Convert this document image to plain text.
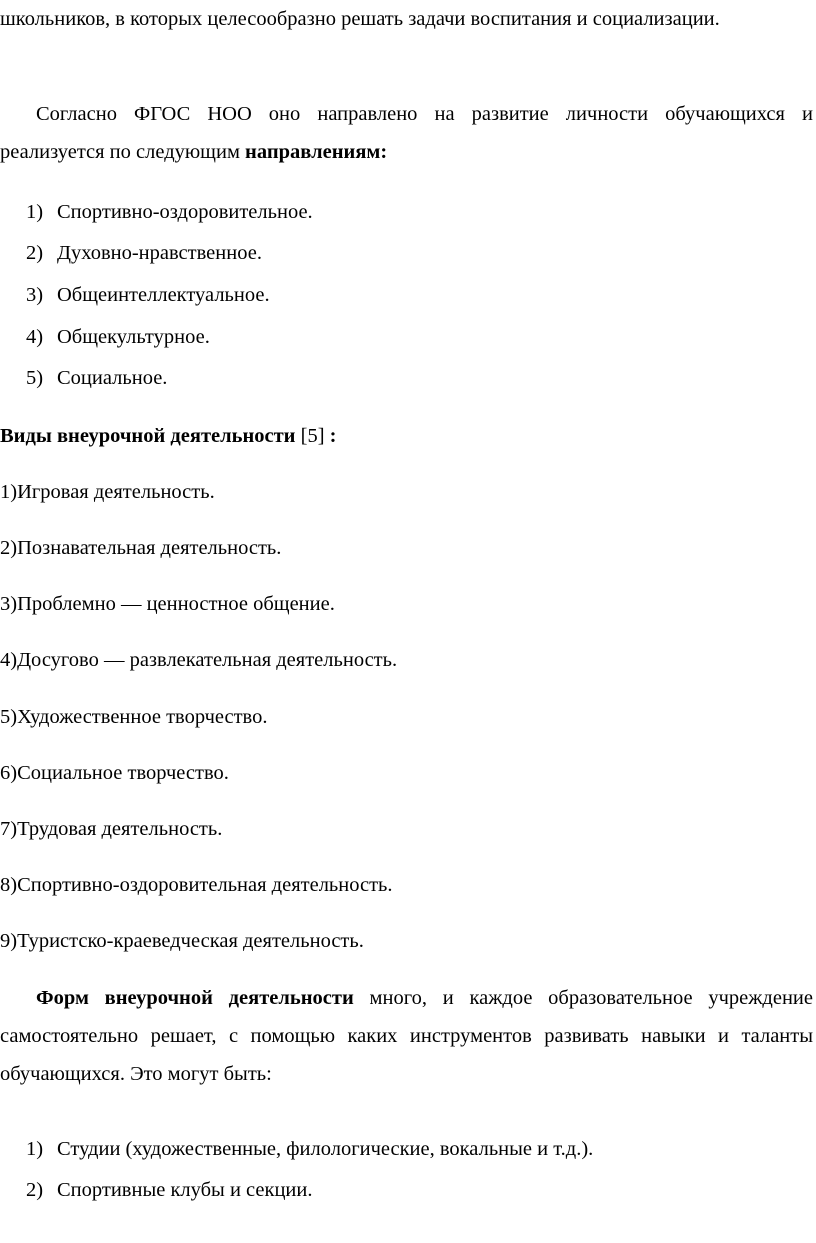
школьников, в которых целесообразно решать задачи воспитания и социализации.

Согласно ФГОС НОО оно направлено на развитие личности обучающихся и реализуется по следующим направлениям:

1) Спортивно-оздоровительное.
2) Духовно-нравственное.
3) Общеинтеллектуальное.
4) Общекультурное.
5) Социальное.
Виды внеурочной деятельности [5] :
1)Игровая деятельность.
2)Познавательная деятельность.
3)Проблемно — ценностное общение.
4)Досугово — развлекательная деятельность.
5)Художественное творчество.
6)Социальное творчество.
7)Трудовая деятельность.
8)Спортивно-оздоровительная деятельность.
9)Туристско-краеведческая деятельность.

Форм внеурочной деятельности много, и каждое образовательное учреждение самостоятельно решает, с помощью каких инструментов развивать навыки и таланты обучающихся. Это могут быть:

1) Студии (художественные, филологические, вокальные и т.д.).
2) Спортивные клубы и секции.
════════════════
> _Task statement_
Omit each picture, then return all of the listing exactly as it stands.

> _Task answer_
Convert this document image to plain text.
школьников, в которых целесообразно решать задачи воспитания и социализации.

Согласно ФГОС НОО оно направлено на развитие личности обучающихся и реализуется по следующим направлениям:

1) Спортивно-оздоровительное.
2) Духовно-нравственное.
3) Общеинтеллектуальное.
4) Общекультурное.
5) Социальное.
Виды внеурочной деятельности [5] :
1)Игровая деятельность.
2)Познавательная деятельность.
3)Проблемно — ценностное общение.
4)Досугово — развлекательная деятельность.
5)Художественное творчество.
6)Социальное творчество.
7)Трудовая деятельность.
8)Спортивно-оздоровительная деятельность.
9)Туристско-краеведческая деятельность.

Форм внеурочной деятельности много, и каждое образовательное учреждение самостоятельно решает, с помощью каких инструментов развивать навыки и таланты обучающихся. Это могут быть:

1) Студии (художественные, филологические, вокальные и т.д.).
2) Спортивные клубы и секции.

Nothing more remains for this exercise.